Given records:
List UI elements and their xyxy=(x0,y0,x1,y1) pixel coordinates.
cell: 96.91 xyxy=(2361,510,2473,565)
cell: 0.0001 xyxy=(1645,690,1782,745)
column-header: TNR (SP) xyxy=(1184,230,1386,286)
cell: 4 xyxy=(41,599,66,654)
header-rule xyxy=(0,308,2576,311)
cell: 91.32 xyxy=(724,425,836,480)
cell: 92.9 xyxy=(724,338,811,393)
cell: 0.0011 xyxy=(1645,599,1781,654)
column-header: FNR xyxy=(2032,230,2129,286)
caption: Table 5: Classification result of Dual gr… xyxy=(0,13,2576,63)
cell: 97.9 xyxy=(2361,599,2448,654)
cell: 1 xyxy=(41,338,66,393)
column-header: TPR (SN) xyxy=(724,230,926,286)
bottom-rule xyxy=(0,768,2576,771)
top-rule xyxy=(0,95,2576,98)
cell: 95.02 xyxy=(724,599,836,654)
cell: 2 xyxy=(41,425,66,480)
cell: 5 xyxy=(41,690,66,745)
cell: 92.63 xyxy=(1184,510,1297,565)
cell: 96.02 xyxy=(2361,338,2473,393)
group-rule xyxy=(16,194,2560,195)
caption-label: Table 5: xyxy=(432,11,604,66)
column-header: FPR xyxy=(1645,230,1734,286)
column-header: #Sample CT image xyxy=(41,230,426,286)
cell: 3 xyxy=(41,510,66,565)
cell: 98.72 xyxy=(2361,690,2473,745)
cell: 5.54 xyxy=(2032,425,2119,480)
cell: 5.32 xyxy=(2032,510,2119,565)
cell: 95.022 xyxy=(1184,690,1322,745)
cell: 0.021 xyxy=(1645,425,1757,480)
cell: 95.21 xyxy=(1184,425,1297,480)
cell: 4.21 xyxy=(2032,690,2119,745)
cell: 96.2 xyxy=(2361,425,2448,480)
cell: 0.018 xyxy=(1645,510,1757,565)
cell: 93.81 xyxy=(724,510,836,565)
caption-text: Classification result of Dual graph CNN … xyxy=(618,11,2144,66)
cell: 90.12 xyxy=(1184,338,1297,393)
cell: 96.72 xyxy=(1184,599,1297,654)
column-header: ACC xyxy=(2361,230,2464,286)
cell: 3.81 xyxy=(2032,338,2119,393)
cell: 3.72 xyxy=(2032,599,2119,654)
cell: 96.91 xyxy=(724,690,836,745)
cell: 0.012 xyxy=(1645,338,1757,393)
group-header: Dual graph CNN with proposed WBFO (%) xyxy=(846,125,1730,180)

Challenge:
Reproduce the records from their first line through the line holding "cell: 92.63 xyxy=(1184,510,1297,565)", inclusive.

Written answer:
List UI elements and their xyxy=(x0,y0,x1,y1) pixel coordinates.
cell: 96.91 xyxy=(2361,510,2473,565)
cell: 0.0001 xyxy=(1645,690,1782,745)
column-header: TNR (SP) xyxy=(1184,230,1386,286)
cell: 4 xyxy=(41,599,66,654)
header-rule xyxy=(0,308,2576,311)
cell: 91.32 xyxy=(724,425,836,480)
cell: 92.9 xyxy=(724,338,811,393)
cell: 0.0011 xyxy=(1645,599,1781,654)
column-header: FNR xyxy=(2032,230,2129,286)
caption: Table 5: Classification result of Dual gr… xyxy=(0,13,2576,63)
cell: 97.9 xyxy=(2361,599,2448,654)
cell: 1 xyxy=(41,338,66,393)
column-header: TPR (SN) xyxy=(724,230,926,286)
bottom-rule xyxy=(0,768,2576,771)
top-rule xyxy=(0,95,2576,98)
cell: 95.02 xyxy=(724,599,836,654)
cell: 2 xyxy=(41,425,66,480)
cell: 5 xyxy=(41,690,66,745)
cell: 92.63 xyxy=(1184,510,1297,565)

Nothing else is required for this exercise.